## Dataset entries

[Start]

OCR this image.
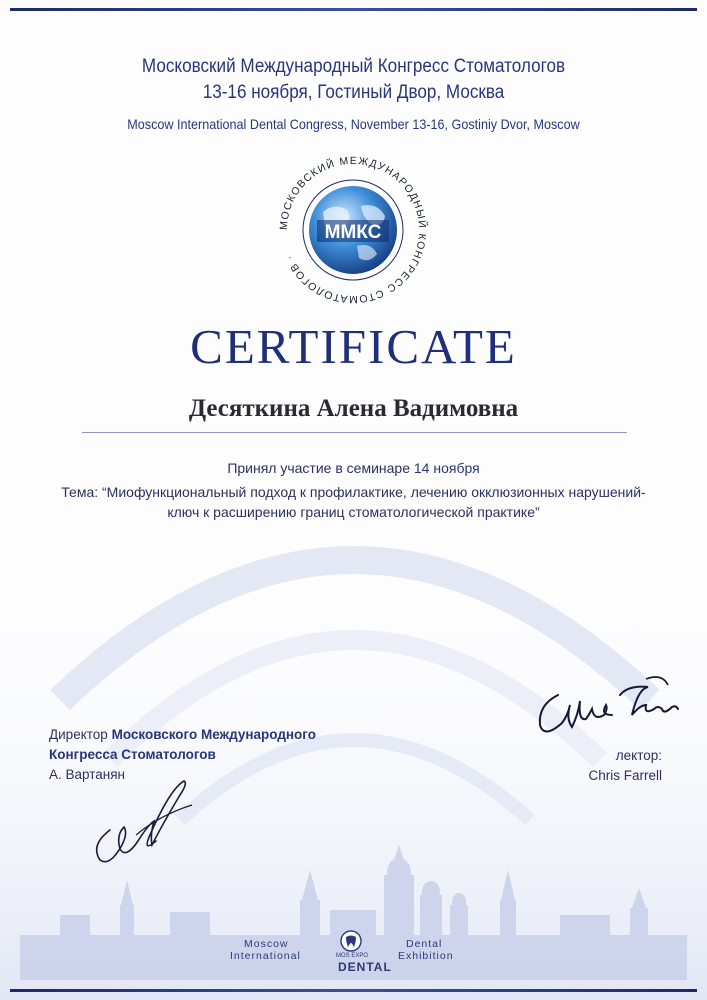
Московский Международный Конгресс Стоматологов
13-16 ноября, Гостиный Двор, Москва
Moscow International Dental Congress, November 13-16, Gostiniy Dvor, Moscow
ММКС
МОСКОВСКИЙ МЕЖДУНАРОДНЫЙ КОНГРЕСС СТОМАТОЛОГОВ ·
CERTIFICATE
Десяткина Алена Вадимовна
Принял участие в семинаре 14 ноября
Тема: “Миофункциональный подход к профилактике, лечению окклюзионных нарушений-
ключ к расширению границ стоматологической практике”
Директор Московского Международного
Конгресса Стоматологов
А. Вартанян
лектор:
Chris Farrell
Moscow
International	MOS EXPO
DENTAL
Dental
Exhibition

[End]

## Given problem
Write out the data precisely as given, excluding the pictures.

## Answer
OCR this image.
Московский Международный Конгресс Стоматологов
13-16 ноября, Гостиный Двор, Москва
Moscow International Dental Congress, November 13-16, Gostiniy Dvor, Moscow
ММКС
МОСКОВСКИЙ МЕЖДУНАРОДНЫЙ КОНГРЕСС СТОМАТОЛОГОВ ·
CERTIFICATE
Десяткина Алена Вадимовна
Принял участие в семинаре 14 ноября
Тема: “Миофункциональный подход к профилактике, лечению окклюзионных нарушений-
ключ к расширению границ стоматологической практике”
Директор Московского Международного
Конгресса Стоматологов
А. Вартанян
лектор:
Chris Farrell
Moscow
International	MOS EXPO
DENTAL
Dental
Exhibition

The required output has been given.